(Records from a data source)
++++++
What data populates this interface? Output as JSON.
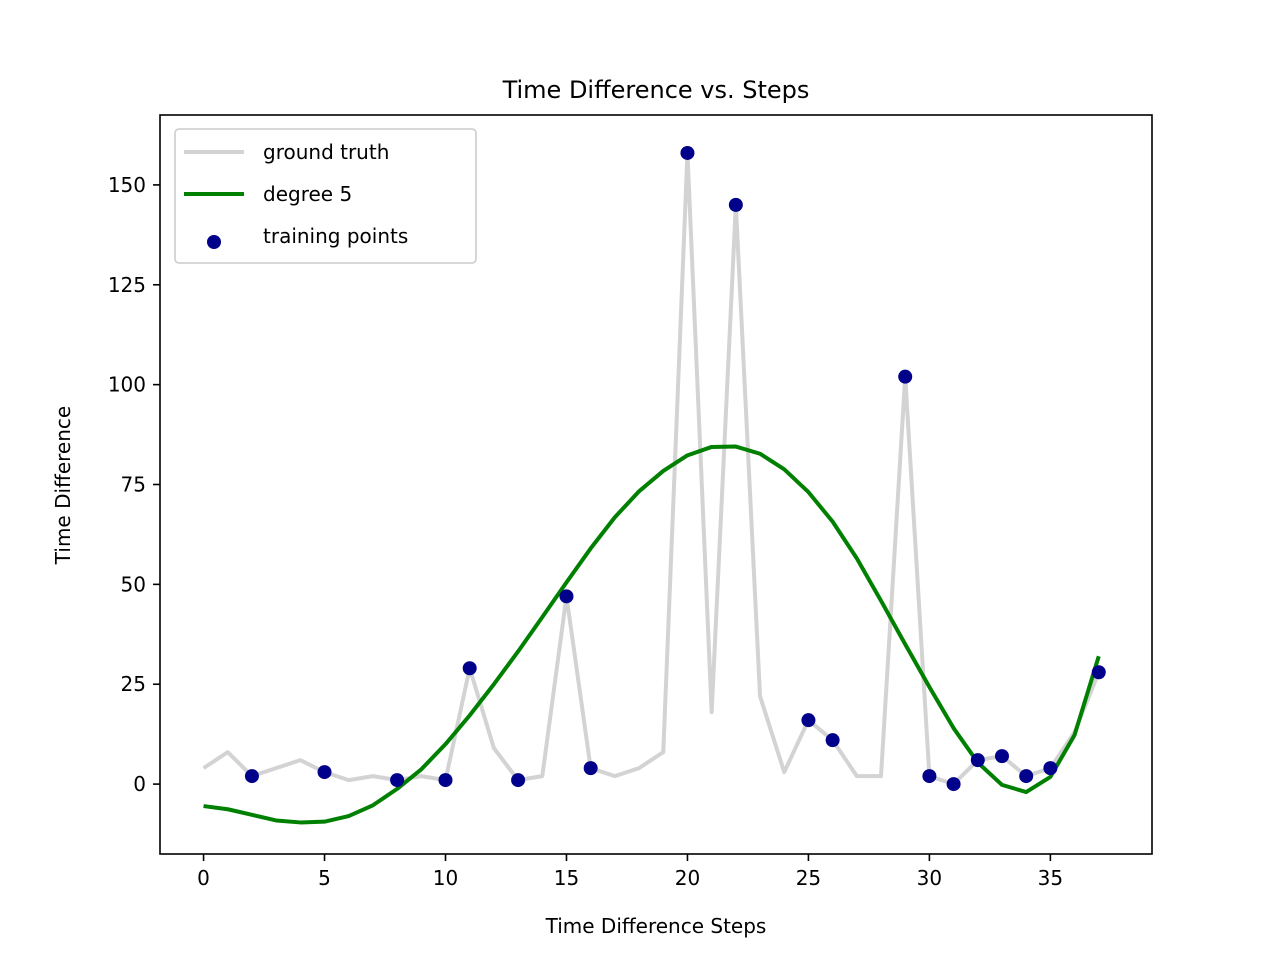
{
  "chart_data": {
    "type": "line",
    "title": "Time Difference vs. Steps",
    "xlabel": "Time Difference Steps",
    "ylabel": "Time Difference",
    "xlim": [
      -1.8,
      39.2
    ],
    "ylim": [
      -17.5,
      167.5
    ],
    "xticks": [
      0,
      5,
      10,
      15,
      20,
      25,
      30,
      35
    ],
    "yticks": [
      0,
      25,
      50,
      75,
      100,
      125,
      150
    ],
    "grid": false,
    "legend_position": "top-left",
    "series": [
      {
        "name": "ground truth",
        "kind": "line",
        "color": "#d3d3d3",
        "x": [
          0,
          1,
          2,
          3,
          4,
          5,
          6,
          7,
          8,
          9,
          10,
          11,
          12,
          13,
          14,
          15,
          16,
          17,
          18,
          19,
          20,
          21,
          22,
          23,
          24,
          25,
          26,
          27,
          28,
          29,
          30,
          31,
          32,
          33,
          34,
          35,
          36,
          37
        ],
        "y": [
          4,
          8,
          2,
          4,
          6,
          3,
          1,
          2,
          1,
          2,
          1,
          29,
          9,
          1,
          2,
          47,
          4,
          2,
          4,
          8,
          158,
          18,
          145,
          22,
          3,
          16,
          11,
          2,
          2,
          102,
          2,
          0,
          6,
          7,
          2,
          4,
          13,
          28
        ]
      },
      {
        "name": "degree 5",
        "kind": "line",
        "color": "#008000",
        "x": [
          0,
          1,
          2,
          3,
          4,
          5,
          6,
          7,
          8,
          9,
          10,
          11,
          12,
          13,
          14,
          15,
          16,
          17,
          18,
          19,
          20,
          21,
          22,
          23,
          24,
          25,
          26,
          27,
          28,
          29,
          30,
          31,
          32,
          33,
          34,
          35,
          36,
          37
        ],
        "y": [
          -5.5,
          -6.3,
          -7.7,
          -9.1,
          -9.6,
          -9.4,
          -8.0,
          -5.3,
          -1.2,
          3.7,
          10.0,
          17.2,
          25.0,
          33.2,
          41.8,
          50.5,
          59.0,
          66.8,
          73.3,
          78.4,
          82.3,
          84.4,
          84.5,
          82.7,
          78.8,
          73.1,
          65.7,
          56.5,
          45.9,
          35.0,
          24.3,
          14.0,
          5.4,
          -0.2,
          -2.0,
          1.8,
          12.3,
          32.0
        ]
      },
      {
        "name": "training points",
        "kind": "scatter",
        "color": "#00008b",
        "x": [
          2,
          5,
          8,
          10,
          11,
          13,
          15,
          16,
          20,
          22,
          25,
          26,
          29,
          30,
          31,
          32,
          33,
          34,
          35,
          37
        ],
        "y": [
          2,
          3,
          1,
          1,
          29,
          1,
          47,
          4,
          158,
          145,
          16,
          11,
          102,
          2,
          0,
          6,
          7,
          2,
          4,
          28
        ]
      }
    ]
  }
}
++++++
[Directions] Leave out the pictures and output every record above precisely as given.

[Output for this exercise]
What data populates this interface? Output as JSON.
{
  "chart_data": {
    "type": "line",
    "title": "Time Difference vs. Steps",
    "xlabel": "Time Difference Steps",
    "ylabel": "Time Difference",
    "xlim": [
      -1.8,
      39.2
    ],
    "ylim": [
      -17.5,
      167.5
    ],
    "xticks": [
      0,
      5,
      10,
      15,
      20,
      25,
      30,
      35
    ],
    "yticks": [
      0,
      25,
      50,
      75,
      100,
      125,
      150
    ],
    "grid": false,
    "legend_position": "top-left",
    "series": [
      {
        "name": "ground truth",
        "kind": "line",
        "color": "#d3d3d3",
        "x": [
          0,
          1,
          2,
          3,
          4,
          5,
          6,
          7,
          8,
          9,
          10,
          11,
          12,
          13,
          14,
          15,
          16,
          17,
          18,
          19,
          20,
          21,
          22,
          23,
          24,
          25,
          26,
          27,
          28,
          29,
          30,
          31,
          32,
          33,
          34,
          35,
          36,
          37
        ],
        "y": [
          4,
          8,
          2,
          4,
          6,
          3,
          1,
          2,
          1,
          2,
          1,
          29,
          9,
          1,
          2,
          47,
          4,
          2,
          4,
          8,
          158,
          18,
          145,
          22,
          3,
          16,
          11,
          2,
          2,
          102,
          2,
          0,
          6,
          7,
          2,
          4,
          13,
          28
        ]
      },
      {
        "name": "degree 5",
        "kind": "line",
        "color": "#008000",
        "x": [
          0,
          1,
          2,
          3,
          4,
          5,
          6,
          7,
          8,
          9,
          10,
          11,
          12,
          13,
          14,
          15,
          16,
          17,
          18,
          19,
          20,
          21,
          22,
          23,
          24,
          25,
          26,
          27,
          28,
          29,
          30,
          31,
          32,
          33,
          34,
          35,
          36,
          37
        ],
        "y": [
          -5.5,
          -6.3,
          -7.7,
          -9.1,
          -9.6,
          -9.4,
          -8.0,
          -5.3,
          -1.2,
          3.7,
          10.0,
          17.2,
          25.0,
          33.2,
          41.8,
          50.5,
          59.0,
          66.8,
          73.3,
          78.4,
          82.3,
          84.4,
          84.5,
          82.7,
          78.8,
          73.1,
          65.7,
          56.5,
          45.9,
          35.0,
          24.3,
          14.0,
          5.4,
          -0.2,
          -2.0,
          1.8,
          12.3,
          32.0
        ]
      },
      {
        "name": "training points",
        "kind": "scatter",
        "color": "#00008b",
        "x": [
          2,
          5,
          8,
          10,
          11,
          13,
          15,
          16,
          20,
          22,
          25,
          26,
          29,
          30,
          31,
          32,
          33,
          34,
          35,
          37
        ],
        "y": [
          2,
          3,
          1,
          1,
          29,
          1,
          47,
          4,
          158,
          145,
          16,
          11,
          102,
          2,
          0,
          6,
          7,
          2,
          4,
          28
        ]
      }
    ]
  }
}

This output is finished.